Written request:
For each line in the data below that holds "cdot", return a copy.

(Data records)
▽

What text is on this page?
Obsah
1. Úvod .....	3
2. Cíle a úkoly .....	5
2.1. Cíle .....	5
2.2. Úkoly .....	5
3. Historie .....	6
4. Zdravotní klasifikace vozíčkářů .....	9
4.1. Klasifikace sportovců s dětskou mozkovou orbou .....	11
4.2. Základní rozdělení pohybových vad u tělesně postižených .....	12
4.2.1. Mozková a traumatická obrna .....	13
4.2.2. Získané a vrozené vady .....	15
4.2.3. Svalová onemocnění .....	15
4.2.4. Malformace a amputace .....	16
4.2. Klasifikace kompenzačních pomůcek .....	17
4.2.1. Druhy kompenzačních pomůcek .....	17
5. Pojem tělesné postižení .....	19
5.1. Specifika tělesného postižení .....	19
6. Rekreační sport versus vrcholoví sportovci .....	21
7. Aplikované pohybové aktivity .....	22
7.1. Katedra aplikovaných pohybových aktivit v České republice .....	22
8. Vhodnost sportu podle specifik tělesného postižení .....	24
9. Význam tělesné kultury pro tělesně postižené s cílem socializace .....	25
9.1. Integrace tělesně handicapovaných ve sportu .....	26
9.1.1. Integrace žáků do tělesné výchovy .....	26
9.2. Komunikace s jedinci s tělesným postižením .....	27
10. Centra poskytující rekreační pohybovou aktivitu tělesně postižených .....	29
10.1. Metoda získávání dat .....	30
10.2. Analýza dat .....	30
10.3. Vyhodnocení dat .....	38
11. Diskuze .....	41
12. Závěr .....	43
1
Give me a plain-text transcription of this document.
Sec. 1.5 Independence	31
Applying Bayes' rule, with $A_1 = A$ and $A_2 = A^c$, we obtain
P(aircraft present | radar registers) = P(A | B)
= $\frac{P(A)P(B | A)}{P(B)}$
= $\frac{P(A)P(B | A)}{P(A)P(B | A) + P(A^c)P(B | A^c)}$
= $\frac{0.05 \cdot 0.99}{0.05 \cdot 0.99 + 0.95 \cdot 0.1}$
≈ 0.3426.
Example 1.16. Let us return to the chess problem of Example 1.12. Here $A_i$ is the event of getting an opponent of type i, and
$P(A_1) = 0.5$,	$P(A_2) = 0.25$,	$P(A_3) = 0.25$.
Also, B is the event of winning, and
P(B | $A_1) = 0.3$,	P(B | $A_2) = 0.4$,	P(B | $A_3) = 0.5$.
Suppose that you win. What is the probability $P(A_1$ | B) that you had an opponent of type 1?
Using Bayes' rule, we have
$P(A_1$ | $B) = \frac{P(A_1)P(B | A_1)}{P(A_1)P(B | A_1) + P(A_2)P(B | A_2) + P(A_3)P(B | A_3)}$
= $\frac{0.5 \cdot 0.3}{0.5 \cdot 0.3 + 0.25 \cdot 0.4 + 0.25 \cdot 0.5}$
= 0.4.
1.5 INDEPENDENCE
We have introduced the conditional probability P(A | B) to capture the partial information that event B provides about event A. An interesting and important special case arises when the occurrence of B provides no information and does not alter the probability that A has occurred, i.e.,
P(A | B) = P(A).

△

Solution below:
= $\frac{0.05 \cdot 0.99}{0.05 \cdot 0.99 + 0.95 \cdot 0.1}$
= $\frac{0.5 \cdot 0.3}{0.5 \cdot 0.3 + 0.25 \cdot 0.4 + 0.25 \cdot 0.5}$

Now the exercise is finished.